▶ [SHORT PROBLEM] Omit the images, then output each of the records below exactly.

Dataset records
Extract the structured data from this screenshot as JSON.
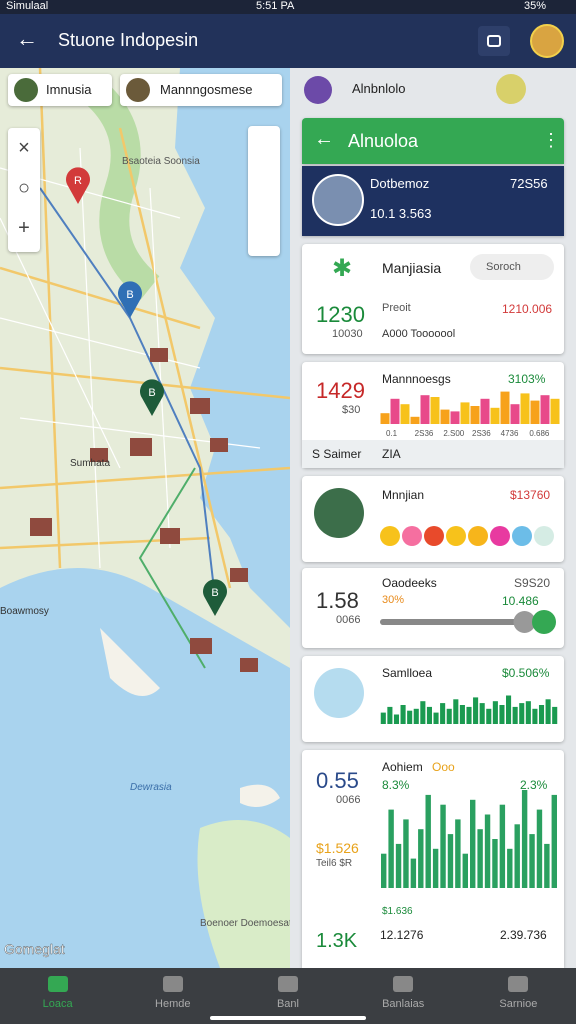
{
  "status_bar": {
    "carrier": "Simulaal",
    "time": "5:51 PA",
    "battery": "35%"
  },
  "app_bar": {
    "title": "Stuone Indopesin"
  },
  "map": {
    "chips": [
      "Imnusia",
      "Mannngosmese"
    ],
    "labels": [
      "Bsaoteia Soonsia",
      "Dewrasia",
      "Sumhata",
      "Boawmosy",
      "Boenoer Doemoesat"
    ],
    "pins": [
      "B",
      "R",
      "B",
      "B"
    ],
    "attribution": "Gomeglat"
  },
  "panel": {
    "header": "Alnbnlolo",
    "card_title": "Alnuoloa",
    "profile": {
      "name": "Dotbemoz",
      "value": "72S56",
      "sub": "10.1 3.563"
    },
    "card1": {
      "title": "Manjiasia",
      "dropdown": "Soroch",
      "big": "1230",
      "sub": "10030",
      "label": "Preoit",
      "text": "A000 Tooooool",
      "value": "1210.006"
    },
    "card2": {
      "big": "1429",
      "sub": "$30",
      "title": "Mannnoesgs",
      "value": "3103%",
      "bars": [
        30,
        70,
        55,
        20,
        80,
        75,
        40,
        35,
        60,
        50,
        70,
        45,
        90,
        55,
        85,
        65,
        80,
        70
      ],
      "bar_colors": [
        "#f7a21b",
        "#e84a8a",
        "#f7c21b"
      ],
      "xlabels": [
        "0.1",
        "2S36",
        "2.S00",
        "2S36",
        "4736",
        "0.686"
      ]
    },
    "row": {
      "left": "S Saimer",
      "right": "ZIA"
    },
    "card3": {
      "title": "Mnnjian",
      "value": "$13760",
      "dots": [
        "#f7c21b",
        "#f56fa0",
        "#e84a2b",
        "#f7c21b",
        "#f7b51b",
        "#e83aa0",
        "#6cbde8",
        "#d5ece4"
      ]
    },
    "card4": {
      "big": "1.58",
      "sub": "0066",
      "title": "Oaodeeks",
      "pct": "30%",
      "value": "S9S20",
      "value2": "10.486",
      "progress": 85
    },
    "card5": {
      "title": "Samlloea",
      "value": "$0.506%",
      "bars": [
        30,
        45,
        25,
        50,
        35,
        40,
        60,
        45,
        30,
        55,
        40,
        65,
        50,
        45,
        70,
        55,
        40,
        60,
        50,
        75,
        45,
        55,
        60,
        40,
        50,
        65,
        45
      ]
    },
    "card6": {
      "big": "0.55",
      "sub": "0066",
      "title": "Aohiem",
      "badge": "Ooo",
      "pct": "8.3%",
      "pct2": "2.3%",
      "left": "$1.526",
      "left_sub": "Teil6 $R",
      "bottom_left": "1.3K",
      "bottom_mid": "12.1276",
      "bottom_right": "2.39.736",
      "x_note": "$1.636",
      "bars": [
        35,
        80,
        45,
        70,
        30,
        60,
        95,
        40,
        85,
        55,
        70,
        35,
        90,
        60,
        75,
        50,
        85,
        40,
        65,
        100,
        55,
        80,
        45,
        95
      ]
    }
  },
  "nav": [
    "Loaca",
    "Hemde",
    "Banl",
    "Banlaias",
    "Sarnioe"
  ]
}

▶ [SOLUTION TO THIS EXERCISE]
Extract the structured data from this screenshot as JSON.
{
  "status_bar": {
    "carrier": "Simulaal",
    "time": "5:51 PA",
    "battery": "35%"
  },
  "app_bar": {
    "title": "Stuone Indopesin"
  },
  "map": {
    "chips": [
      "Imnusia",
      "Mannngosmese"
    ],
    "labels": [
      "Bsaoteia Soonsia",
      "Dewrasia",
      "Sumhata",
      "Boawmosy",
      "Boenoer Doemoesat"
    ],
    "pins": [
      "B",
      "R",
      "B",
      "B"
    ],
    "attribution": "Gomeglat"
  },
  "panel": {
    "header": "Alnbnlolo",
    "card_title": "Alnuoloa",
    "profile": {
      "name": "Dotbemoz",
      "value": "72S56",
      "sub": "10.1 3.563"
    },
    "card1": {
      "title": "Manjiasia",
      "dropdown": "Soroch",
      "big": "1230",
      "sub": "10030",
      "label": "Preoit",
      "text": "A000 Tooooool",
      "value": "1210.006"
    },
    "card2": {
      "big": "1429",
      "sub": "$30",
      "title": "Mannnoesgs",
      "value": "3103%",
      "bars": [
        30,
        70,
        55,
        20,
        80,
        75,
        40,
        35,
        60,
        50,
        70,
        45,
        90,
        55,
        85,
        65,
        80,
        70
      ],
      "bar_colors": [
        "#f7a21b",
        "#e84a8a",
        "#f7c21b"
      ],
      "xlabels": [
        "0.1",
        "2S36",
        "2.S00",
        "2S36",
        "4736",
        "0.686"
      ]
    },
    "row": {
      "left": "S Saimer",
      "right": "ZIA"
    },
    "card3": {
      "title": "Mnnjian",
      "value": "$13760",
      "dots": [
        "#f7c21b",
        "#f56fa0",
        "#e84a2b",
        "#f7c21b",
        "#f7b51b",
        "#e83aa0",
        "#6cbde8",
        "#d5ece4"
      ]
    },
    "card4": {
      "big": "1.58",
      "sub": "0066",
      "title": "Oaodeeks",
      "pct": "30%",
      "value": "S9S20",
      "value2": "10.486",
      "progress": 85
    },
    "card5": {
      "title": "Samlloea",
      "value": "$0.506%",
      "bars": [
        30,
        45,
        25,
        50,
        35,
        40,
        60,
        45,
        30,
        55,
        40,
        65,
        50,
        45,
        70,
        55,
        40,
        60,
        50,
        75,
        45,
        55,
        60,
        40,
        50,
        65,
        45
      ]
    },
    "card6": {
      "big": "0.55",
      "sub": "0066",
      "title": "Aohiem",
      "badge": "Ooo",
      "pct": "8.3%",
      "pct2": "2.3%",
      "left": "$1.526",
      "left_sub": "Teil6 $R",
      "bottom_left": "1.3K",
      "bottom_mid": "12.1276",
      "bottom_right": "2.39.736",
      "x_note": "$1.636",
      "bars": [
        35,
        80,
        45,
        70,
        30,
        60,
        95,
        40,
        85,
        55,
        70,
        35,
        90,
        60,
        75,
        50,
        85,
        40,
        65,
        100,
        55,
        80,
        45,
        95
      ]
    }
  },
  "nav": [
    "Loaca",
    "Hemde",
    "Banl",
    "Banlaias",
    "Sarnioe"
  ]
}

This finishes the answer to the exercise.